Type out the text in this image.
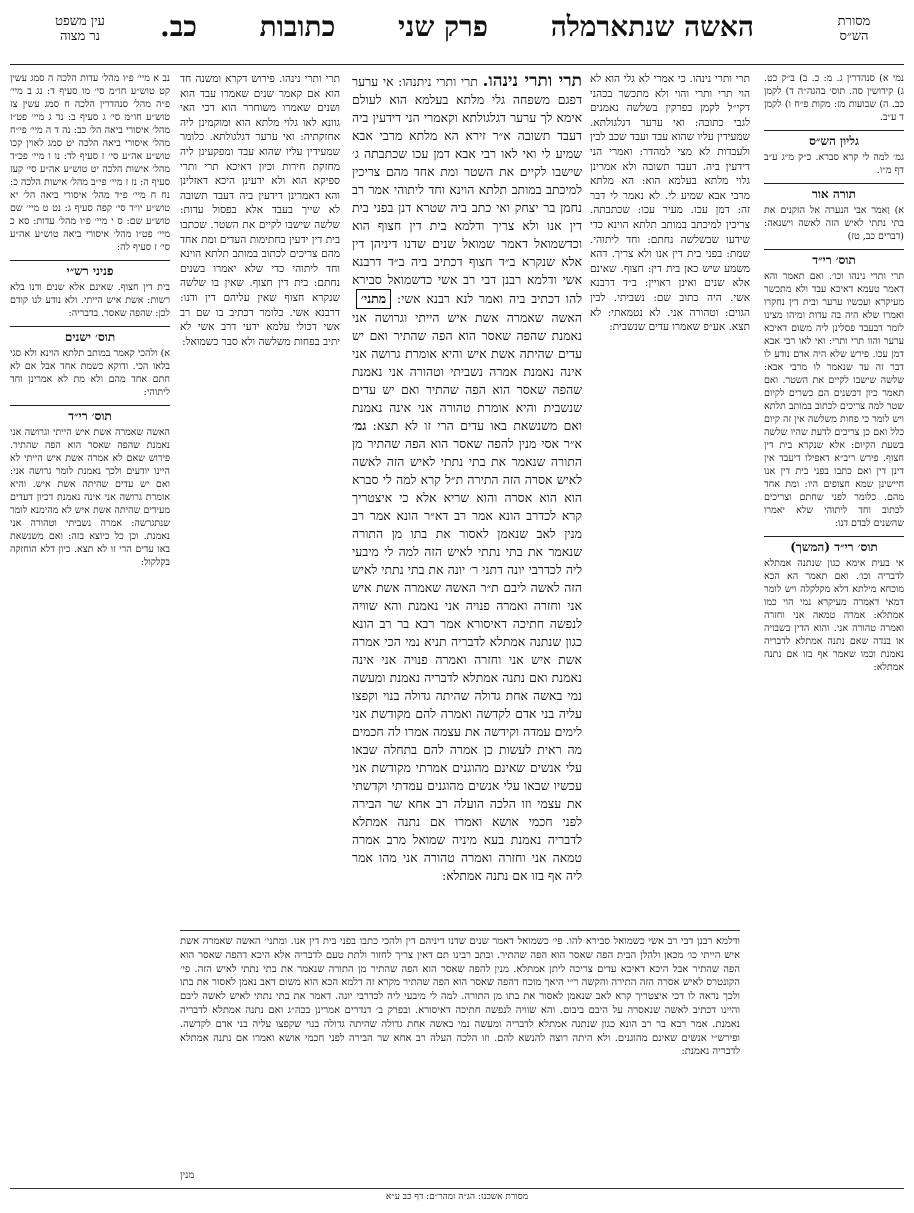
מסורת
הש״ס
האשה שנתארמלה
פרק שני
כתובות
כב.
עין משפט
נר מצוה

נמי א) סנהדרין ג. מ: כ. ב) ב״ק כט. ג) קידושין סה. תוס׳ בהגה״ה ד) לקמן כב. ה) שבועות מז: מקות פ״ח ו) לקמן ד ע״ב.

גליון הש״ס

גמ׳ למה לי קרא סברא. כ״ק מ״ג ע״ב דף מ״ו.

תורה אור

א) וַאמר אבי הנערה אל הזקנים את בתי נתתי לאיש הזה לאשה וישנאה: (דברים כב, טז)

תוס׳ רי״ד

תרי ותרי נינהו וכו׳. ואם תאמר והא דאמר טעמא דאיכא עבד ולא מתכשר מעיקרא ועכשיו ערער ובית דין נחקרו ואמרו שלא היה בה עדות ומיהו מצינו לומר דבעבד פסלינן ליה משום דאיכא ערער והוו תרי ותרי: ואי לאו רבי אבא דמן עכו. פירש שלא היה אדם נודע לו דבר זה עד שנאמר לו מרבי אבא: שלשה שישבו לקיים את השטר. ואם תאמר כיון דכשנים הם כשרים לקיום שטר למה צריכים לכתוב במותב תלתא ויש לומר כי פחות משלשה אין זה קיום כלל ואם כן צריכים לדעת שהיו שלשה בשעת הקיום: אלא שנקרא בית דין חצוף. פירש ריב״א דאפילו דיעבד אין דינן דין ואם כתבו בפני בית דין אנו חיישינן שמא חצופים היו: ומת אחד מהם. כלומר לפני שחתם וצריכים לכתוב וחד ליתוהי שלא יאמרו שהשנים לבדם דנו:

תוס׳ רי״ד (המשך)

אי בעית אימא כגון שנתנה אמתלא לדבריה וכו׳. ואם תאמר הא הכא מוכחא מילתא דלא מקלקלה ויש לומר דמאי דאמרה מעיקרא נמי הוי כמו אמתלא: אמרה טמאה אני וחזרה ואמרה טהורה אני. והוא הדין בשבויה או בנדה שאם נתנה אמתלא לדבריה נאמנת וכמו שאמר אף בזו אם נתנה אמתלא:

נב א מיי׳ פ״ו מהל׳ עדות הלכה ה סמג עשין קט טוש״ע חו״מ סי׳ מו סעיף ד: נג ב מיי׳ פ״ה מהל׳ סנהדרין הלכה ח סמג עשין צז טוש״ע חו״מ סי׳ ג סעיף ב: נד ג מיי׳ פט״ז מהל׳ איסורי ביאה הל׳ כב: נה ד ה מיי׳ פי״ח מהל׳ איסורי ביאה הלכה יט סמג לאוין קכו טוש״ע אה״ע סי׳ ז סעיף לד: נו ו מיי׳ פכ״ד מהל׳ אישות הלכה יט טוש״ע אה״ע סי׳ קעז סעיף ה: נז ז מיי׳ פי״ב מהל׳ אישות הלכה כ: נח ח מיי׳ פ״ד מהל׳ איסורי ביאה הל׳ יא טוש״ע יו״ד סי׳ קפה סעיף ג: נט ט מיי׳ שם טוש״ע שם: ס י מיי׳ פ״ו מהל׳ עדות: סא כ מיי׳ פט״ו מהל׳ איסורי ביאה טוש״ע אה״ע סי׳ ז סעיף לה:

פניני רש״י

בית דין חצוף. שאינם אלא שנים ודנו בלא רשות: אשת איש הייתי. ולא נודע לנו קודם לכן: שהפה שאסר. בדבריה:

תוס׳ ישנים

א) ולהכי קאמר במותב תלתא הוינא ולא סגי בלאו הכי. ודוקא כשמת אחד אבל אם לא חתם אחד מהם ולא מת לא אמרינן וחד ליתוהי:

תוס׳ רי״ד

האשה שאמרה אשת איש הייתי וגרושה אני נאמנת שהפה שאסר הוא הפה שהתיר. פירוש שאם לא אמרה אשת איש הייתי לא היינו יודעים ולכך נאמנת לומר גרושה אני: ואם יש עדים שהיתה אשת איש. והיא אומרת גרושה אני אינה נאמנת דכיון דעדים מעידים שהיתה אשת איש לא מהימנא לומר שנתגרשה: אמרה נשביתי וטהורה אני נאמנת. וכן כל כיוצא בזה: ואם משנשאת באו עדים הרי זו לא תצא. כיון דלא הוחזקה בקלקול:

תרי ותרי נינהו. כי אמרי לא גלי הוא לא הוי תרי ותרי והוי ולא מתכשר בכהני דקי״ל לקמן בפרקין בשלשה נאמנים לגבי כתובה: ואי ערער דגלגולתא. שמעידין עליו שהוא עבד ועבד שכב לבין ולעבדות לא מצי למהדר: ואמרי הני דידעין ביה. דעבד תשובה ולא אמרינן גלוי מלתא בעלמא הוא: הא מלתא מרבי אבא שמיע לי. לא נאמר לי דבר זה: דמן עכו. מעיר עכו: שכתבתה. צריכין למיכתב במותב תלתא הוינא כדי שידעו שבשלשה נחתם: וחד ליתוהי. שמת: בפני בית דין אנו ולא צריך. דהא משמע שיש כאן בית דין: חצוף. שאינם אלא שנים ואינן ראויין: ב״ד דרבנא אשי. היה כתוב שם: נשביתי. לבין הגוים: וטהורה אני. לא נטמאתי: לא תצא. אע״פ שאמרו עדים שנשבית:

תרי ותרי נינהו. פירוש דקרא ומשנה חד הוא אם קאמר שנים שאמרו עבד הוא ושנים שאמרו משוחרר הוא דכי האי גוונא לאו גלוי מלתא הוא ומוקמינן ליה אחזקתיה: ואי ערער דגלגולתא. כלומר שמעידין עליו שהוא עבד ומפקעינן ליה מחזקת חירות וכיון דאיכא תרי ותרי ספיקא הוא ולא ידעינן היכא דאזלינן והא דאמרינן דידעין ביה דעבד תשובה לא שייך בעבד אלא בפסול עדות: שלשה שישבו לקיים את השטר. שכתבו בית דין ידעין בחתימות העדים ומת אחד מהם צריכים לכתוב במותב תלתא הוינא וחד ליתוהי כדי שלא יאמרו בשנים נחתם: בית דין חצוף. שאין בו שלשה שנקרא חצוף שאין עליהם דין ודנו: דרבנא אשי. כלומר דכתיב בו שם רב אשי דכולי עלמא ידעי דרב אשי לא יתיב בפחות משלשה ולא סבר כשמואל:

תרי ותרי נינהו. תרי ותרי ניתנהו: אי ערער דפגם משפחה גלי מלתא בעלמא הוא לעולם אימא לך ערער דגלגולתא וקאמרי הני דידעין ביה דעבד תשובה א״ר זירא הא מלתא מרבי אבא שמיע לי ואי לאו רבי אבא דמן עכו שכתבתה ג׳ שישבו לקיים את השטר ומת אחד מהם צריכין למיכתב במותב תלתא הוינא וחד ליתוהי אמר רב נחמן בר יצחק ואי כתב ביה שטרא דנן בפני בית דין אנו ולא צריך ודלמא בית דין חצוף הוא וכדשמואל דאמר שמואל שנים שדנו דיניהן דין אלא שנקרא ב״ד חצוף דכתיב ביה ב״ד דרבנא אשי ודלמא רבנן דבי רב אשי כדשמואל סבירא להו דכתיב ביה ואמר לנא רבנא אשי: מתני׳ האשה שאמרה אשת איש הייתי וגרושה אני נאמנת שהפה שאסר הוא הפה שהתיר ואם יש עדים שהיתה אשת איש והיא אומרת גרושה אני אינה נאמנת אמרה נשביתי וטהורה אני נאמנת שהפה שאסר הוא הפה שהתיר ואם יש עדים שנשבית והיא אומרת טהורה אני אינה נאמנת ואם משנשאת באו עדים הרי זו לא תצא: גמ׳ א״ר אסי מנין להפה שאסר הוא הפה שהתיר מן התורה שנאמר את בתי נתתי לאיש הזה לאשה לאיש אסרה הזה התירה ת״ל קרא למה לי סברא הוא הוא אסרה והוא שריא אלא כי איצטריך קרא לכדרב הונא אמר רב דא״ר הונא אמר רב מנין לאב שנאמן לאסור את בתו מן התורה שנאמר את בתי נתתי לאיש הזה למה לי מיבעי ליה לכדרבי יונה דתני ר׳ יונה את בתי נתתי לאיש הזה לאשה ליבם ת״ר האשה שאמרה אשת איש אני וחזרה ואמרה פנויה אני נאמנת והא שוויה לנפשה חתיכה דאיסורא אמר רבא בר רב הונא כגון שנתנה אמתלא לדבריה תניא נמי הכי אמרה אשת איש אני וחזרה ואמרה פנויה אני אינה נאמנת ואם נתנה אמתלא לדבריה נאמנת ומעשה נמי באשה אחת גדולה שהיתה גדולה בנוי וקפצו עליה בני אדם לקדשה ואמרה להם מקודשת אני לימים עמדה וקידשה את עצמה אמרו לה חכמים מה ראית לעשות כן אמרה להם בתחלה שבאו עלי אנשים שאינם מהוגנים אמרתי מקודשת אני עכשיו שבאו עלי אנשים מהוגנים עמדתי וקדשתי את עצמי וזו הלכה הועלה רב אחא שר הבירה לפני חכמי אושא ואמרו אם נתנה אמתלא לדבריה נאמנת בעא מיניה שמואל מרב אמרה טמאה אני וחזרה ואמרה טהורה אני מהו אמר ליה אף בזו אם נתנה אמתלא:
ודלמא רבנן דבי רב אשי כשמואל סבירא להו. פי׳ כשמואל דאמר שנים שדנו דיניהם דין ולהכי כתבו בפני בית דין אנו. ומתני׳ האשה שאמרה אשת איש הייתי כו׳ מכאן ולהלן הבית הפה שאסר הוא הפה שהתיר. וכתב רבינו תם דאין צריך לחזור ולתת טעם לדבריה אלא היכא דהפה שאסר הוא הפה שהתיר אבל היכא דאיכא עדים צריכה ליתן אמתלא. מנין להפה שאסר הוא הפה שהתיר מן התורה שנאמר את בתי נתתי לאיש הזה. פי׳ הקונטרס לאיש אסרה הזה התירה והקשה ר״י היאך מוכח דהפה שאסר הוא הפה שהתיר מקרא זה דלמא הכא הוא משום דאב נאמן לאסור את בתו ולכך נראה לו דכי איצטריך קרא לאב שנאמן לאסור את בתו מן התורה. למה לי מיבעי ליה לכדרבי יונה. דאמר את בתי נתתי לאיש לאשה ליבם והיינו דכתיב לאשה שנאסרה על היבם ביבום. והא שוויה לנפשה חתיכה דאיסורא. ובפרק ב׳ דנדרים אמרינן בכה״ג ואם נתנה אמתלא לדבריה נאמנת. אמר רבא בר רב הונא כגון שנתנה אמתלא לדבריה ומעשה נמי באשה אחת גדולה שהיתה גדולה בנוי שקפצו עליה בני אדם לקדשה. ופירש״י אנשים שאינם מהוגנים. ולא היתה רוצה להנשא להם. וזו הלכה העלה רב אחא שר הבירה לפני חכמי אושא ואמרו אם נתנה אמתלא לדבריה נאמנת:
מסורת אשכנז: הג״ה ומהר״ם: דף כב ע״א
מנין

····················

● AIM
Identify every line holding the word "סנהדרין" and copy it out.

● REPLY TO THE EXERCISE
נמי א) סנהדרין ג. מ: כ. ב) ב״ק כט. ג) קידושין סה. תוס׳ בהגה״ה ד) לקמן כב. ה) שבועות מז: מקות פ״ח ו) לקמן ד ע״ב.
נב א מיי׳ פ״ו מהל׳ עדות הלכה ה סמג עשין קט טוש״ע חו״מ סי׳ מו סעיף ד: נג ב מיי׳ פ״ה מהל׳ סנהדרין הלכה ח סמג עשין צז טוש״ע חו״מ סי׳ ג סעיף ב: נד ג מיי׳ פט״ז מהל׳ איסורי ביאה הל׳ כב: נה ד ה מיי׳ פי״ח מהל׳ איסורי ביאה הלכה יט סמג לאוין קכו טוש״ע אה״ע סי׳ ז סעיף לד: נו ו מיי׳ פכ״ד מהל׳ אישות הלכה יט טוש״ע אה״ע סי׳ קעז סעיף ה: נז ז מיי׳ פי״ב מהל׳ אישות הלכה כ: נח ח מיי׳ פ״ד מהל׳ איסורי ביאה הל׳ יא טוש״ע יו״ד סי׳ קפה סעיף ג: נט ט מיי׳ שם טוש״ע שם: ס י מיי׳ פ״ו מהל׳ עדות: סא כ מיי׳ פט״ו מהל׳ איסורי ביאה טוש״ע אה״ע סי׳ ז סעיף לה:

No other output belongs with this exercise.